▶ Exercise task:
Extract all of the data and reproduce it precisely.

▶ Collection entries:
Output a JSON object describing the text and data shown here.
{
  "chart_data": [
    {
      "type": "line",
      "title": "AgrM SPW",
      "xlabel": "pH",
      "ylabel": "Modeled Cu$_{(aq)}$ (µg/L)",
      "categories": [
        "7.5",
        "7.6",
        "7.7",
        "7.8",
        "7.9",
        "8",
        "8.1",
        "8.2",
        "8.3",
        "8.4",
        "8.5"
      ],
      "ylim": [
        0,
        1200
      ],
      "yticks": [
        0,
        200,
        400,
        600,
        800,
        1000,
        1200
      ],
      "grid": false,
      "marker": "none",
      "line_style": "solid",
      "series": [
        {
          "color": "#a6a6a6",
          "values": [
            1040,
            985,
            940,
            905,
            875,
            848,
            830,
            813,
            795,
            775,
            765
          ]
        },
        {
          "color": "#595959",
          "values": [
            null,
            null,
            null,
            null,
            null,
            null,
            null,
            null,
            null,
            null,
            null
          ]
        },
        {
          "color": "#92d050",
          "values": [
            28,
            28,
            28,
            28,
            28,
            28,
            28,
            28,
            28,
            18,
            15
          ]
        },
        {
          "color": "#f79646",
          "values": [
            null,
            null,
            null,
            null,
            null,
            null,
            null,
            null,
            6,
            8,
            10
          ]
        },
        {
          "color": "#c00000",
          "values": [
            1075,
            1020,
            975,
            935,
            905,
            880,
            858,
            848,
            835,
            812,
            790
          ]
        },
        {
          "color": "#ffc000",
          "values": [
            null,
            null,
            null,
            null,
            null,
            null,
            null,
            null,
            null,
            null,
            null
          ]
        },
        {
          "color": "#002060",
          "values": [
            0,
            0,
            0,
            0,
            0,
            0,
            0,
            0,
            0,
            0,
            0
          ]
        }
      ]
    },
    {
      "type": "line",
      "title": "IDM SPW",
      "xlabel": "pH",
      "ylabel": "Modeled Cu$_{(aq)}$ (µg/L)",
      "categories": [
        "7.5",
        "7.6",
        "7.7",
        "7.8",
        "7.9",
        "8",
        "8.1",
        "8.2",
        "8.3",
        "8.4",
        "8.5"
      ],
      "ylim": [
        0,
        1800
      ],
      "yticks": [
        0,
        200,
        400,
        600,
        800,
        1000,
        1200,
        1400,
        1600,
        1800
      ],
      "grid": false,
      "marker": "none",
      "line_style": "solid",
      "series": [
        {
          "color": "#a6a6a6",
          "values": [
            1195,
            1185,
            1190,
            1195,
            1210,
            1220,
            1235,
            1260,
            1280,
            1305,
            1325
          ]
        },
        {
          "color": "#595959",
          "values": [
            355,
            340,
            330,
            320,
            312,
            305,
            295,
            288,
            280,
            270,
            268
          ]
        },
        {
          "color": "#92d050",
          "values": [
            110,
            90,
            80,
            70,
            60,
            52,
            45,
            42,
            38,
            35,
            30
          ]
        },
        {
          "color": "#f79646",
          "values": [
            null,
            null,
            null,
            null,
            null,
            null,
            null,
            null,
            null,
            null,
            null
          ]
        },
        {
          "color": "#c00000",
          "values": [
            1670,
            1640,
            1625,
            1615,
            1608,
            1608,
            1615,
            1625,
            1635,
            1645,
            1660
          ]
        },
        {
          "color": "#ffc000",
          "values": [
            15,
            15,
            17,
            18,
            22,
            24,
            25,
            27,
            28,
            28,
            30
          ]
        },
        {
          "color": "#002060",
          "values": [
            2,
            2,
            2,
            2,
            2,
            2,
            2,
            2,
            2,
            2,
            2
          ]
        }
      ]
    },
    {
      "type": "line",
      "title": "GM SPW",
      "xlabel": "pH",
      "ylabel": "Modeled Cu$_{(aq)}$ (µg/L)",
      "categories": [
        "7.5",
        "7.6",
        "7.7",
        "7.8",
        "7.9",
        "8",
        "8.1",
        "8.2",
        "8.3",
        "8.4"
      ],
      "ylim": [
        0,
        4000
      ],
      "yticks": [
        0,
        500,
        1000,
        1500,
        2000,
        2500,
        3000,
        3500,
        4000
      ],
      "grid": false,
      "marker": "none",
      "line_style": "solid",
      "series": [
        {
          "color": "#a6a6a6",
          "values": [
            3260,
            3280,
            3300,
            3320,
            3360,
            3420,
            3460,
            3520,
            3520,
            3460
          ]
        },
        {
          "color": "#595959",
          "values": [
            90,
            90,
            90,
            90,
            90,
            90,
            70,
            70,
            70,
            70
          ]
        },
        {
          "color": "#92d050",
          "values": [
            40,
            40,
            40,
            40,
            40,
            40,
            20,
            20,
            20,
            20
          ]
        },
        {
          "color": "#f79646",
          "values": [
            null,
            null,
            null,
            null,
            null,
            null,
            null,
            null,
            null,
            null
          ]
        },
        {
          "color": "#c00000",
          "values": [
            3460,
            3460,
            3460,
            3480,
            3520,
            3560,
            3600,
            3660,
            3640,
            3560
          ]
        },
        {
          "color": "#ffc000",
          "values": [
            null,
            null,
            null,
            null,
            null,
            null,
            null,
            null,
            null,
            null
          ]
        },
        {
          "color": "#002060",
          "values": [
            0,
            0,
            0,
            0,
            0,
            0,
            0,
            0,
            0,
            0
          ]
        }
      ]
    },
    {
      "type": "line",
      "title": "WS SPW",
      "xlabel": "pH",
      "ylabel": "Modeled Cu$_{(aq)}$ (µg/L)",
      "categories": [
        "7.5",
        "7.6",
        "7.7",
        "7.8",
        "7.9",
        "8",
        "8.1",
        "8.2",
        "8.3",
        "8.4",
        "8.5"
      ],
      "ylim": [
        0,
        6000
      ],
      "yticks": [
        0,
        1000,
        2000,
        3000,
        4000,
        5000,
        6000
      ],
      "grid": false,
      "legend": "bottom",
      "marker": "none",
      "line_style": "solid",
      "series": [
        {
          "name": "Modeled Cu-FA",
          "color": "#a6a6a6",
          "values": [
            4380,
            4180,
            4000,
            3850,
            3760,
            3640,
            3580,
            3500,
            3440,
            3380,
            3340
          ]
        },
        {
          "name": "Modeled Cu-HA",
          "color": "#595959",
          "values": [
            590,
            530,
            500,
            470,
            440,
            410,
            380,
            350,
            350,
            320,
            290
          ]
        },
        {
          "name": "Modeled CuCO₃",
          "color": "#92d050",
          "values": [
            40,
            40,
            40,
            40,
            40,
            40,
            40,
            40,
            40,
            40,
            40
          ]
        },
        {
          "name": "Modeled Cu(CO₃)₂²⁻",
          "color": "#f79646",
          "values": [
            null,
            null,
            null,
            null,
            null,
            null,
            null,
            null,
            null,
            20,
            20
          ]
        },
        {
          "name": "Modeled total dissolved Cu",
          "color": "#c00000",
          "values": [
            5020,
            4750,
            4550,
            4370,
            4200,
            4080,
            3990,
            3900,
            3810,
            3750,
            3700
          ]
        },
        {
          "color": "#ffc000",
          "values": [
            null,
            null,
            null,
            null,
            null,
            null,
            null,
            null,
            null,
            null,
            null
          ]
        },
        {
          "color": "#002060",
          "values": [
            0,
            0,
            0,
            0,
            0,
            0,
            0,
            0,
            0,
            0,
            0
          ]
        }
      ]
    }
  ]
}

▶ The reply:
Output a JSON object describing the text and data shown here.
{
  "chart_data": [
    {
      "type": "line",
      "title": "AgrM SPW",
      "xlabel": "pH",
      "ylabel": "Modeled Cu$_{(aq)}$ (µg/L)",
      "categories": [
        "7.5",
        "7.6",
        "7.7",
        "7.8",
        "7.9",
        "8",
        "8.1",
        "8.2",
        "8.3",
        "8.4",
        "8.5"
      ],
      "ylim": [
        0,
        1200
      ],
      "yticks": [
        0,
        200,
        400,
        600,
        800,
        1000,
        1200
      ],
      "grid": false,
      "marker": "none",
      "line_style": "solid",
      "series": [
        {
          "color": "#a6a6a6",
          "values": [
            1040,
            985,
            940,
            905,
            875,
            848,
            830,
            813,
            795,
            775,
            765
          ]
        },
        {
          "color": "#595959",
          "values": [
            null,
            null,
            null,
            null,
            null,
            null,
            null,
            null,
            null,
            null,
            null
          ]
        },
        {
          "color": "#92d050",
          "values": [
            28,
            28,
            28,
            28,
            28,
            28,
            28,
            28,
            28,
            18,
            15
          ]
        },
        {
          "color": "#f79646",
          "values": [
            null,
            null,
            null,
            null,
            null,
            null,
            null,
            null,
            6,
            8,
            10
          ]
        },
        {
          "color": "#c00000",
          "values": [
            1075,
            1020,
            975,
            935,
            905,
            880,
            858,
            848,
            835,
            812,
            790
          ]
        },
        {
          "color": "#ffc000",
          "values": [
            null,
            null,
            null,
            null,
            null,
            null,
            null,
            null,
            null,
            null,
            null
          ]
        },
        {
          "color": "#002060",
          "values": [
            0,
            0,
            0,
            0,
            0,
            0,
            0,
            0,
            0,
            0,
            0
          ]
        }
      ]
    },
    {
      "type": "line",
      "title": "IDM SPW",
      "xlabel": "pH",
      "ylabel": "Modeled Cu$_{(aq)}$ (µg/L)",
      "categories": [
        "7.5",
        "7.6",
        "7.7",
        "7.8",
        "7.9",
        "8",
        "8.1",
        "8.2",
        "8.3",
        "8.4",
        "8.5"
      ],
      "ylim": [
        0,
        1800
      ],
      "yticks": [
        0,
        200,
        400,
        600,
        800,
        1000,
        1200,
        1400,
        1600,
        1800
      ],
      "grid": false,
      "marker": "none",
      "line_style": "solid",
      "series": [
        {
          "color": "#a6a6a6",
          "values": [
            1195,
            1185,
            1190,
            1195,
            1210,
            1220,
            1235,
            1260,
            1280,
            1305,
            1325
          ]
        },
        {
          "color": "#595959",
          "values": [
            355,
            340,
            330,
            320,
            312,
            305,
            295,
            288,
            280,
            270,
            268
          ]
        },
        {
          "color": "#92d050",
          "values": [
            110,
            90,
            80,
            70,
            60,
            52,
            45,
            42,
            38,
            35,
            30
          ]
        },
        {
          "color": "#f79646",
          "values": [
            null,
            null,
            null,
            null,
            null,
            null,
            null,
            null,
            null,
            null,
            null
          ]
        },
        {
          "color": "#c00000",
          "values": [
            1670,
            1640,
            1625,
            1615,
            1608,
            1608,
            1615,
            1625,
            1635,
            1645,
            1660
          ]
        },
        {
          "color": "#ffc000",
          "values": [
            15,
            15,
            17,
            18,
            22,
            24,
            25,
            27,
            28,
            28,
            30
          ]
        },
        {
          "color": "#002060",
          "values": [
            2,
            2,
            2,
            2,
            2,
            2,
            2,
            2,
            2,
            2,
            2
          ]
        }
      ]
    },
    {
      "type": "line",
      "title": "GM SPW",
      "xlabel": "pH",
      "ylabel": "Modeled Cu$_{(aq)}$ (µg/L)",
      "categories": [
        "7.5",
        "7.6",
        "7.7",
        "7.8",
        "7.9",
        "8",
        "8.1",
        "8.2",
        "8.3",
        "8.4"
      ],
      "ylim": [
        0,
        4000
      ],
      "yticks": [
        0,
        500,
        1000,
        1500,
        2000,
        2500,
        3000,
        3500,
        4000
      ],
      "grid": false,
      "marker": "none",
      "line_style": "solid",
      "series": [
        {
          "color": "#a6a6a6",
          "values": [
            3260,
            3280,
            3300,
            3320,
            3360,
            3420,
            3460,
            3520,
            3520,
            3460
          ]
        },
        {
          "color": "#595959",
          "values": [
            90,
            90,
            90,
            90,
            90,
            90,
            70,
            70,
            70,
            70
          ]
        },
        {
          "color": "#92d050",
          "values": [
            40,
            40,
            40,
            40,
            40,
            40,
            20,
            20,
            20,
            20
          ]
        },
        {
          "color": "#f79646",
          "values": [
            null,
            null,
            null,
            null,
            null,
            null,
            null,
            null,
            null,
            null
          ]
        },
        {
          "color": "#c00000",
          "values": [
            3460,
            3460,
            3460,
            3480,
            3520,
            3560,
            3600,
            3660,
            3640,
            3560
          ]
        },
        {
          "color": "#ffc000",
          "values": [
            null,
            null,
            null,
            null,
            null,
            null,
            null,
            null,
            null,
            null
          ]
        },
        {
          "color": "#002060",
          "values": [
            0,
            0,
            0,
            0,
            0,
            0,
            0,
            0,
            0,
            0
          ]
        }
      ]
    },
    {
      "type": "line",
      "title": "WS SPW",
      "xlabel": "pH",
      "ylabel": "Modeled Cu$_{(aq)}$ (µg/L)",
      "categories": [
        "7.5",
        "7.6",
        "7.7",
        "7.8",
        "7.9",
        "8",
        "8.1",
        "8.2",
        "8.3",
        "8.4",
        "8.5"
      ],
      "ylim": [
        0,
        6000
      ],
      "yticks": [
        0,
        1000,
        2000,
        3000,
        4000,
        5000,
        6000
      ],
      "grid": false,
      "legend": "bottom",
      "marker": "none",
      "line_style": "solid",
      "series": [
        {
          "name": "Modeled Cu-FA",
          "color": "#a6a6a6",
          "values": [
            4380,
            4180,
            4000,
            3850,
            3760,
            3640,
            3580,
            3500,
            3440,
            3380,
            3340
          ]
        },
        {
          "name": "Modeled Cu-HA",
          "color": "#595959",
          "values": [
            590,
            530,
            500,
            470,
            440,
            410,
            380,
            350,
            350,
            320,
            290
          ]
        },
        {
          "name": "Modeled CuCO₃",
          "color": "#92d050",
          "values": [
            40,
            40,
            40,
            40,
            40,
            40,
            40,
            40,
            40,
            40,
            40
          ]
        },
        {
          "name": "Modeled Cu(CO₃)₂²⁻",
          "color": "#f79646",
          "values": [
            null,
            null,
            null,
            null,
            null,
            null,
            null,
            null,
            null,
            20,
            20
          ]
        },
        {
          "name": "Modeled total dissolved Cu",
          "color": "#c00000",
          "values": [
            5020,
            4750,
            4550,
            4370,
            4200,
            4080,
            3990,
            3900,
            3810,
            3750,
            3700
          ]
        },
        {
          "color": "#ffc000",
          "values": [
            null,
            null,
            null,
            null,
            null,
            null,
            null,
            null,
            null,
            null,
            null
          ]
        },
        {
          "color": "#002060",
          "values": [
            0,
            0,
            0,
            0,
            0,
            0,
            0,
            0,
            0,
            0,
            0
          ]
        }
      ]
    }
  ]
}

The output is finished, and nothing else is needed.